#### [Task brief]
Copy each line of the data below exactly, leaving out pictures.

#### [Data rows]
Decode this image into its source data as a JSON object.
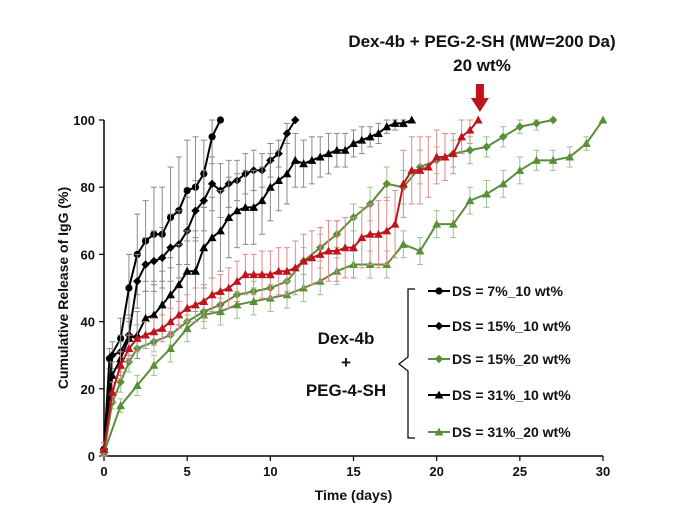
{
  "chart_data": {
    "type": "line",
    "title": "",
    "xlabel": "Time (days)",
    "ylabel": "Cumulative Release of IgG (%)",
    "xlim": [
      0,
      30
    ],
    "ylim": [
      0,
      100
    ],
    "xticks": [
      "0",
      "5",
      "10",
      "15",
      "20",
      "25",
      "30"
    ],
    "yticks": [
      "0",
      "20",
      "40",
      "60",
      "80",
      "100"
    ],
    "grid": false,
    "legend_position": "right",
    "group_label": [
      "Dex-4b",
      "+",
      "PEG-4-SH"
    ],
    "annotation": {
      "lines": [
        "Dex-4b + PEG-2-SH (MW=200 Da)",
        "20 wt%"
      ],
      "arrow_x": 22.6
    },
    "series": [
      {
        "name": "DS = 7%_10 wt%",
        "color": "#000000",
        "marker": "circle",
        "x": [
          0,
          0.33,
          1,
          1.5,
          2,
          2.5,
          3,
          3.5,
          4,
          4.5,
          5,
          5.5,
          6,
          6.5,
          7
        ],
        "y": [
          2,
          29,
          35,
          50,
          60,
          64,
          66,
          66,
          71,
          73,
          79,
          80,
          84,
          95,
          100
        ],
        "err": [
          2,
          3,
          6,
          10,
          12,
          12,
          14,
          14,
          15,
          16,
          15,
          15,
          10,
          8,
          0
        ]
      },
      {
        "name": "DS = 15%_10 wt%",
        "color": "#000000",
        "marker": "diamond",
        "x": [
          0,
          0.5,
          1,
          1.5,
          2,
          2.5,
          3,
          3.5,
          4,
          4.5,
          5,
          5.5,
          6,
          6.5,
          7,
          7.5,
          8,
          8.5,
          9,
          9.5,
          10,
          10.5,
          11,
          11.5
        ],
        "y": [
          2,
          30,
          31,
          36,
          52,
          57,
          58,
          59,
          62,
          63,
          67,
          73,
          76,
          81,
          79,
          81,
          82,
          84,
          85,
          85,
          88,
          90,
          96,
          100
        ],
        "err": [
          2,
          4,
          5,
          6,
          8,
          8,
          9,
          9,
          10,
          10,
          10,
          9,
          9,
          8,
          8,
          7,
          6,
          6,
          6,
          5,
          5,
          4,
          3,
          0
        ]
      },
      {
        "name": "DS = 15%_20 wt%",
        "color": "#5a8f3a",
        "marker": "diamond",
        "x": [
          0,
          0.5,
          1,
          1.5,
          2,
          3,
          4,
          5,
          6,
          7,
          8,
          9,
          10,
          11,
          12,
          13,
          14,
          15,
          16,
          17,
          18,
          19,
          20,
          21,
          22,
          23,
          24,
          25,
          26,
          27
        ],
        "y": [
          1,
          16,
          22,
          28,
          32,
          34,
          36,
          40,
          43,
          45,
          48,
          49,
          50,
          52,
          58,
          62,
          66,
          71,
          75,
          81,
          80,
          86,
          88,
          90,
          91,
          92,
          95,
          98,
          99,
          100
        ],
        "err": [
          1,
          2,
          3,
          3,
          3,
          3,
          3,
          3,
          3,
          3,
          3,
          3,
          3,
          3,
          4,
          4,
          4,
          4,
          5,
          5,
          5,
          5,
          4,
          4,
          4,
          3,
          3,
          2,
          2,
          0
        ]
      },
      {
        "name": "DS = 31%_10 wt%",
        "color": "#000000",
        "marker": "triangle",
        "x": [
          0,
          0.5,
          1,
          1.5,
          2,
          2.5,
          3,
          3.5,
          4,
          4.5,
          5,
          5.5,
          6,
          6.5,
          7,
          7.5,
          8,
          8.5,
          9,
          9.5,
          10,
          10.5,
          11,
          11.5,
          12,
          12.5,
          13,
          13.5,
          14,
          14.5,
          15,
          15.5,
          16,
          16.5,
          17,
          17.5,
          18,
          18.5
        ],
        "y": [
          2,
          24,
          29,
          35,
          36,
          41,
          42,
          45,
          48,
          51,
          55,
          55,
          62,
          65,
          67,
          71,
          73,
          74,
          74,
          76,
          80,
          82,
          84,
          88,
          87,
          88,
          89,
          90,
          91,
          91,
          93,
          94,
          95,
          96,
          98,
          99,
          99,
          100
        ],
        "err": [
          2,
          4,
          5,
          6,
          7,
          8,
          9,
          10,
          11,
          12,
          12,
          12,
          12,
          12,
          12,
          12,
          11,
          11,
          11,
          10,
          10,
          9,
          9,
          8,
          7,
          7,
          6,
          6,
          5,
          5,
          4,
          4,
          3,
          3,
          2,
          2,
          1,
          0
        ]
      },
      {
        "name": "DS = 31%_20 wt%",
        "color": "#5a8f3a",
        "marker": "triangle",
        "x": [
          0,
          1,
          2,
          3,
          4,
          5,
          6,
          7,
          8,
          9,
          10,
          11,
          12,
          13,
          14,
          15,
          16,
          17,
          18,
          19,
          20,
          21,
          22,
          23,
          24,
          25,
          26,
          27,
          28,
          29,
          30
        ],
        "y": [
          1,
          15,
          21,
          27,
          32,
          38,
          42,
          43,
          45,
          46,
          47,
          48,
          50,
          52,
          55,
          57,
          57,
          57,
          63,
          61,
          69,
          69,
          76,
          78,
          81,
          85,
          88,
          88,
          89,
          93,
          100
        ],
        "err": [
          1,
          2,
          3,
          3,
          4,
          4,
          4,
          4,
          4,
          4,
          4,
          4,
          4,
          4,
          4,
          4,
          4,
          4,
          4,
          4,
          4,
          4,
          4,
          4,
          4,
          4,
          3,
          3,
          3,
          2,
          0
        ]
      },
      {
        "name": "",
        "color": "#c0141c",
        "marker": "triangle",
        "x": [
          0,
          0.5,
          1,
          1.5,
          2,
          2.5,
          3,
          3.5,
          4,
          4.5,
          5,
          5.5,
          6,
          6.5,
          7,
          7.5,
          8,
          8.5,
          9,
          9.5,
          10,
          10.5,
          11,
          11.5,
          12,
          12.5,
          13,
          13.5,
          14,
          14.5,
          15,
          15.5,
          16,
          16.5,
          17,
          17.5,
          18,
          18.5,
          19,
          19.5,
          20,
          20.5,
          21,
          21.5,
          22,
          22.5
        ],
        "y": [
          2,
          19,
          27,
          32,
          35,
          36,
          37,
          38,
          40,
          42,
          44,
          45,
          46,
          48,
          49,
          50,
          52,
          54,
          54,
          54,
          54,
          55,
          55,
          56,
          58,
          59,
          60,
          61,
          61,
          62,
          62,
          65,
          66,
          66,
          67,
          69,
          81,
          85,
          85,
          86,
          89,
          89,
          90,
          95,
          97,
          100
        ],
        "err": [
          2,
          3,
          4,
          4,
          4,
          4,
          4,
          4,
          4,
          4,
          4,
          5,
          5,
          5,
          5,
          6,
          6,
          6,
          6,
          7,
          7,
          7,
          7,
          8,
          8,
          8,
          8,
          9,
          9,
          9,
          9,
          9,
          9,
          10,
          10,
          10,
          10,
          10,
          10,
          9,
          8,
          7,
          6,
          5,
          4,
          0
        ]
      }
    ]
  }
}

#### [Response]
Decode this image into its source data as a JSON object.
{
  "chart_data": {
    "type": "line",
    "title": "",
    "xlabel": "Time (days)",
    "ylabel": "Cumulative Release of IgG (%)",
    "xlim": [
      0,
      30
    ],
    "ylim": [
      0,
      100
    ],
    "xticks": [
      "0",
      "5",
      "10",
      "15",
      "20",
      "25",
      "30"
    ],
    "yticks": [
      "0",
      "20",
      "40",
      "60",
      "80",
      "100"
    ],
    "grid": false,
    "legend_position": "right",
    "group_label": [
      "Dex-4b",
      "+",
      "PEG-4-SH"
    ],
    "annotation": {
      "lines": [
        "Dex-4b + PEG-2-SH (MW=200 Da)",
        "20 wt%"
      ],
      "arrow_x": 22.6
    },
    "series": [
      {
        "name": "DS = 7%_10 wt%",
        "color": "#000000",
        "marker": "circle",
        "x": [
          0,
          0.33,
          1,
          1.5,
          2,
          2.5,
          3,
          3.5,
          4,
          4.5,
          5,
          5.5,
          6,
          6.5,
          7
        ],
        "y": [
          2,
          29,
          35,
          50,
          60,
          64,
          66,
          66,
          71,
          73,
          79,
          80,
          84,
          95,
          100
        ],
        "err": [
          2,
          3,
          6,
          10,
          12,
          12,
          14,
          14,
          15,
          16,
          15,
          15,
          10,
          8,
          0
        ]
      },
      {
        "name": "DS = 15%_10 wt%",
        "color": "#000000",
        "marker": "diamond",
        "x": [
          0,
          0.5,
          1,
          1.5,
          2,
          2.5,
          3,
          3.5,
          4,
          4.5,
          5,
          5.5,
          6,
          6.5,
          7,
          7.5,
          8,
          8.5,
          9,
          9.5,
          10,
          10.5,
          11,
          11.5
        ],
        "y": [
          2,
          30,
          31,
          36,
          52,
          57,
          58,
          59,
          62,
          63,
          67,
          73,
          76,
          81,
          79,
          81,
          82,
          84,
          85,
          85,
          88,
          90,
          96,
          100
        ],
        "err": [
          2,
          4,
          5,
          6,
          8,
          8,
          9,
          9,
          10,
          10,
          10,
          9,
          9,
          8,
          8,
          7,
          6,
          6,
          6,
          5,
          5,
          4,
          3,
          0
        ]
      },
      {
        "name": "DS = 15%_20 wt%",
        "color": "#5a8f3a",
        "marker": "diamond",
        "x": [
          0,
          0.5,
          1,
          1.5,
          2,
          3,
          4,
          5,
          6,
          7,
          8,
          9,
          10,
          11,
          12,
          13,
          14,
          15,
          16,
          17,
          18,
          19,
          20,
          21,
          22,
          23,
          24,
          25,
          26,
          27
        ],
        "y": [
          1,
          16,
          22,
          28,
          32,
          34,
          36,
          40,
          43,
          45,
          48,
          49,
          50,
          52,
          58,
          62,
          66,
          71,
          75,
          81,
          80,
          86,
          88,
          90,
          91,
          92,
          95,
          98,
          99,
          100
        ],
        "err": [
          1,
          2,
          3,
          3,
          3,
          3,
          3,
          3,
          3,
          3,
          3,
          3,
          3,
          3,
          4,
          4,
          4,
          4,
          5,
          5,
          5,
          5,
          4,
          4,
          4,
          3,
          3,
          2,
          2,
          0
        ]
      },
      {
        "name": "DS = 31%_10 wt%",
        "color": "#000000",
        "marker": "triangle",
        "x": [
          0,
          0.5,
          1,
          1.5,
          2,
          2.5,
          3,
          3.5,
          4,
          4.5,
          5,
          5.5,
          6,
          6.5,
          7,
          7.5,
          8,
          8.5,
          9,
          9.5,
          10,
          10.5,
          11,
          11.5,
          12,
          12.5,
          13,
          13.5,
          14,
          14.5,
          15,
          15.5,
          16,
          16.5,
          17,
          17.5,
          18,
          18.5
        ],
        "y": [
          2,
          24,
          29,
          35,
          36,
          41,
          42,
          45,
          48,
          51,
          55,
          55,
          62,
          65,
          67,
          71,
          73,
          74,
          74,
          76,
          80,
          82,
          84,
          88,
          87,
          88,
          89,
          90,
          91,
          91,
          93,
          94,
          95,
          96,
          98,
          99,
          99,
          100
        ],
        "err": [
          2,
          4,
          5,
          6,
          7,
          8,
          9,
          10,
          11,
          12,
          12,
          12,
          12,
          12,
          12,
          12,
          11,
          11,
          11,
          10,
          10,
          9,
          9,
          8,
          7,
          7,
          6,
          6,
          5,
          5,
          4,
          4,
          3,
          3,
          2,
          2,
          1,
          0
        ]
      },
      {
        "name": "DS = 31%_20 wt%",
        "color": "#5a8f3a",
        "marker": "triangle",
        "x": [
          0,
          1,
          2,
          3,
          4,
          5,
          6,
          7,
          8,
          9,
          10,
          11,
          12,
          13,
          14,
          15,
          16,
          17,
          18,
          19,
          20,
          21,
          22,
          23,
          24,
          25,
          26,
          27,
          28,
          29,
          30
        ],
        "y": [
          1,
          15,
          21,
          27,
          32,
          38,
          42,
          43,
          45,
          46,
          47,
          48,
          50,
          52,
          55,
          57,
          57,
          57,
          63,
          61,
          69,
          69,
          76,
          78,
          81,
          85,
          88,
          88,
          89,
          93,
          100
        ],
        "err": [
          1,
          2,
          3,
          3,
          4,
          4,
          4,
          4,
          4,
          4,
          4,
          4,
          4,
          4,
          4,
          4,
          4,
          4,
          4,
          4,
          4,
          4,
          4,
          4,
          4,
          4,
          3,
          3,
          3,
          2,
          0
        ]
      },
      {
        "name": "",
        "color": "#c0141c",
        "marker": "triangle",
        "x": [
          0,
          0.5,
          1,
          1.5,
          2,
          2.5,
          3,
          3.5,
          4,
          4.5,
          5,
          5.5,
          6,
          6.5,
          7,
          7.5,
          8,
          8.5,
          9,
          9.5,
          10,
          10.5,
          11,
          11.5,
          12,
          12.5,
          13,
          13.5,
          14,
          14.5,
          15,
          15.5,
          16,
          16.5,
          17,
          17.5,
          18,
          18.5,
          19,
          19.5,
          20,
          20.5,
          21,
          21.5,
          22,
          22.5
        ],
        "y": [
          2,
          19,
          27,
          32,
          35,
          36,
          37,
          38,
          40,
          42,
          44,
          45,
          46,
          48,
          49,
          50,
          52,
          54,
          54,
          54,
          54,
          55,
          55,
          56,
          58,
          59,
          60,
          61,
          61,
          62,
          62,
          65,
          66,
          66,
          67,
          69,
          81,
          85,
          85,
          86,
          89,
          89,
          90,
          95,
          97,
          100
        ],
        "err": [
          2,
          3,
          4,
          4,
          4,
          4,
          4,
          4,
          4,
          4,
          4,
          5,
          5,
          5,
          5,
          6,
          6,
          6,
          6,
          7,
          7,
          7,
          7,
          8,
          8,
          8,
          8,
          9,
          9,
          9,
          9,
          9,
          9,
          10,
          10,
          10,
          10,
          10,
          10,
          9,
          8,
          7,
          6,
          5,
          4,
          0
        ]
      }
    ]
  }
}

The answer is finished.